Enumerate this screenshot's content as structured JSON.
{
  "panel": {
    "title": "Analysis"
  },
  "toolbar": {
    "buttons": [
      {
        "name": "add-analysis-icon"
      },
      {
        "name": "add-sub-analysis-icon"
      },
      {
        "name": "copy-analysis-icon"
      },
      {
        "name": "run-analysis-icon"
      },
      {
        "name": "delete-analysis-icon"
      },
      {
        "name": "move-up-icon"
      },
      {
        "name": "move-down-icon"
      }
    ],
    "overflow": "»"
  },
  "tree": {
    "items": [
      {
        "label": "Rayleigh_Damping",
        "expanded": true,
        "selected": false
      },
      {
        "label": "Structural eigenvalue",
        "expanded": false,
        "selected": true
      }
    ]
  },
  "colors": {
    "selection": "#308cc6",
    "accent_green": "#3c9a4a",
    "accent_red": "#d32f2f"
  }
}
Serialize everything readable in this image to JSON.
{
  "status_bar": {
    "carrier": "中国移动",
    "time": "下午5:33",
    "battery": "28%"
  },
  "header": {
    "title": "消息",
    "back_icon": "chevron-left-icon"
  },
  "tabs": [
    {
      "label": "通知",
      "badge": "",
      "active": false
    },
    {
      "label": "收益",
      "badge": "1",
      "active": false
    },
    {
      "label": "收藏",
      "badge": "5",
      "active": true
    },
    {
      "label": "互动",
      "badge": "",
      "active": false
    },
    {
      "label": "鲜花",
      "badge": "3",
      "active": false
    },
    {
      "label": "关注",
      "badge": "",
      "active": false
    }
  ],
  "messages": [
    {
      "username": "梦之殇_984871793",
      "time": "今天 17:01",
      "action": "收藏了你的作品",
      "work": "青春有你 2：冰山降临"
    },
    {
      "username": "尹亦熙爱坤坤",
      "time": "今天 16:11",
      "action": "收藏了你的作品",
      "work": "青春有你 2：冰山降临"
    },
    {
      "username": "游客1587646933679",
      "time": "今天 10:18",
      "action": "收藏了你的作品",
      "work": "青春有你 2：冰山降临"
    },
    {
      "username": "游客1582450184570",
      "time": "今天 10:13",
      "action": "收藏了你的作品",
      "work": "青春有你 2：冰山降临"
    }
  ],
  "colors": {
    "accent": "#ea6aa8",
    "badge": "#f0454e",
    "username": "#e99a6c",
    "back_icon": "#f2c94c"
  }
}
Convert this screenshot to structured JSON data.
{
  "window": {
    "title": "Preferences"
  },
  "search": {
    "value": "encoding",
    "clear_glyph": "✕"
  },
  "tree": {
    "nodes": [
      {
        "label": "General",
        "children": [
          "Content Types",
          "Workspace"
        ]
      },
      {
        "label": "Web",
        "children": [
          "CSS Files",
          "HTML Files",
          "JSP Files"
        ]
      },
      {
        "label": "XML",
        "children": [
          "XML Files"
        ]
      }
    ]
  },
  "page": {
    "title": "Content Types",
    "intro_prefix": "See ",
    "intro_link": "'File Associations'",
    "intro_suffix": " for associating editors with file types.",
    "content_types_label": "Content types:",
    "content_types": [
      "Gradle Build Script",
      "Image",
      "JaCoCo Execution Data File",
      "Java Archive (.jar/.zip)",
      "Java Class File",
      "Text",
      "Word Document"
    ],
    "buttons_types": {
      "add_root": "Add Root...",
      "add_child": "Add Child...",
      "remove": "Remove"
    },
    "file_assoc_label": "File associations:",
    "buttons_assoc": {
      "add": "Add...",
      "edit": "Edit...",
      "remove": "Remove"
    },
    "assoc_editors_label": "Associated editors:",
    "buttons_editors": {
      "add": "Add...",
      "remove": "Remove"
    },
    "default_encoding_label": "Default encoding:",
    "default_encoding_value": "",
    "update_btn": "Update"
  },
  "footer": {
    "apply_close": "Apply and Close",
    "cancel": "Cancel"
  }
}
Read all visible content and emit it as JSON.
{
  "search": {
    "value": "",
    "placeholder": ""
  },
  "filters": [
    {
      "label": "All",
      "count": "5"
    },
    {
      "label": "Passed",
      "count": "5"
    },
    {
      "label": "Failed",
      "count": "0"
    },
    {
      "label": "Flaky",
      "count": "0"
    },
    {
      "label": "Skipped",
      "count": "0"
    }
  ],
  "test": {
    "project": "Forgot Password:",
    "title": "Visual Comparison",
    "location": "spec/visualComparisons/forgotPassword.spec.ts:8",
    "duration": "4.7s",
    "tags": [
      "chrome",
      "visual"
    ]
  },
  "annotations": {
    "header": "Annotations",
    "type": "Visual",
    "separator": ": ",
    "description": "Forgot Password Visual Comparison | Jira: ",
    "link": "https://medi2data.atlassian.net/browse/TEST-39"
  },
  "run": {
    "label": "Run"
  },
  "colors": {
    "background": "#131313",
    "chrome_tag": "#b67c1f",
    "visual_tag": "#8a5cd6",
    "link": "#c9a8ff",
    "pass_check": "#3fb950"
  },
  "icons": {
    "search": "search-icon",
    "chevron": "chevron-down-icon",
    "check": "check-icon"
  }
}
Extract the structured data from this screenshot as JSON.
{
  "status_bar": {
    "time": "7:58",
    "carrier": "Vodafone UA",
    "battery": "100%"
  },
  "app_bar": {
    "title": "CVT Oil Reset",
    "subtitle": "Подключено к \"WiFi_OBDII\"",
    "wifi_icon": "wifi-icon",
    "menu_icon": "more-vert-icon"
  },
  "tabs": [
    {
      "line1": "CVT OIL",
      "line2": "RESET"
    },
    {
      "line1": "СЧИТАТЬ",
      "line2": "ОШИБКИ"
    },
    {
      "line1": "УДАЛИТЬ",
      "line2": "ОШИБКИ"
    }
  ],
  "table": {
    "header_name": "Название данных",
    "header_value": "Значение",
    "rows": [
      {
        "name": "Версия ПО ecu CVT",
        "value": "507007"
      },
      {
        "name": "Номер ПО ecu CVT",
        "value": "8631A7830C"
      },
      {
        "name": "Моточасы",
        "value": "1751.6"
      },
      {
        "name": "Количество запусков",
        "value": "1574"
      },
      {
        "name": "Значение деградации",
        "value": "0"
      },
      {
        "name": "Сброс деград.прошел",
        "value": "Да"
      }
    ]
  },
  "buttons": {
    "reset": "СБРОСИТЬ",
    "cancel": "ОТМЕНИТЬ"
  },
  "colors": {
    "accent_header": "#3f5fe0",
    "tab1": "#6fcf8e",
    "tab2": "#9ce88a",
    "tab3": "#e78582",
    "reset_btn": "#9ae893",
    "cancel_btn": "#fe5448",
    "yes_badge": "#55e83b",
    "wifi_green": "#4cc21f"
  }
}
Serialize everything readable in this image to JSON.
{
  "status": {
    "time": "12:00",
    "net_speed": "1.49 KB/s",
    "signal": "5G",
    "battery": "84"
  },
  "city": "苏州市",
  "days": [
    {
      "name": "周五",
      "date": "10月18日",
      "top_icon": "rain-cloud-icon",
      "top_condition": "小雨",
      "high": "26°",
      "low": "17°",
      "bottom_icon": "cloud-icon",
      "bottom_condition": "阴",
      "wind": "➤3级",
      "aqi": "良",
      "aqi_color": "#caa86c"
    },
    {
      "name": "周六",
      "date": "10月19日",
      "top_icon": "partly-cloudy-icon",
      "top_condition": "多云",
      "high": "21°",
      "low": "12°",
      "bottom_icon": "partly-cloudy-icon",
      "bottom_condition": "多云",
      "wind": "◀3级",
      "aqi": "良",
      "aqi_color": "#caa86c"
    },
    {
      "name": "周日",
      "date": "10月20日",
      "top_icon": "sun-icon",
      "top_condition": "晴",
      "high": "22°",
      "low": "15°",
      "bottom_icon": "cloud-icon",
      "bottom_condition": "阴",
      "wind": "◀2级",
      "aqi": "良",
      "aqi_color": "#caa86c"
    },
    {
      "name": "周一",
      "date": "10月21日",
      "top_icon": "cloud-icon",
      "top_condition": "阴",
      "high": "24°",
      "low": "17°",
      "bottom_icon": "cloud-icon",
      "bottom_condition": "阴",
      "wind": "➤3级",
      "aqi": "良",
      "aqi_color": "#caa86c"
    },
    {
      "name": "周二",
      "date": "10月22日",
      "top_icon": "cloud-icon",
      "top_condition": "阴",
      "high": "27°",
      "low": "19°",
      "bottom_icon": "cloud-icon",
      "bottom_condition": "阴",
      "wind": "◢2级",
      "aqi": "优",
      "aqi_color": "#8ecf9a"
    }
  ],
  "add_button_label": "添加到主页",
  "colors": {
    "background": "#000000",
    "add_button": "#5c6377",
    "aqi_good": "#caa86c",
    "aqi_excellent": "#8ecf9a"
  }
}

______

BRIEF =
Show every line where the string "structured" appears.

REPLY TO THE EXERCISE =
Enumerate this screenshot's content as structured JSON.
Convert this screenshot to structured JSON data.
Extract the structured data from this screenshot as JSON.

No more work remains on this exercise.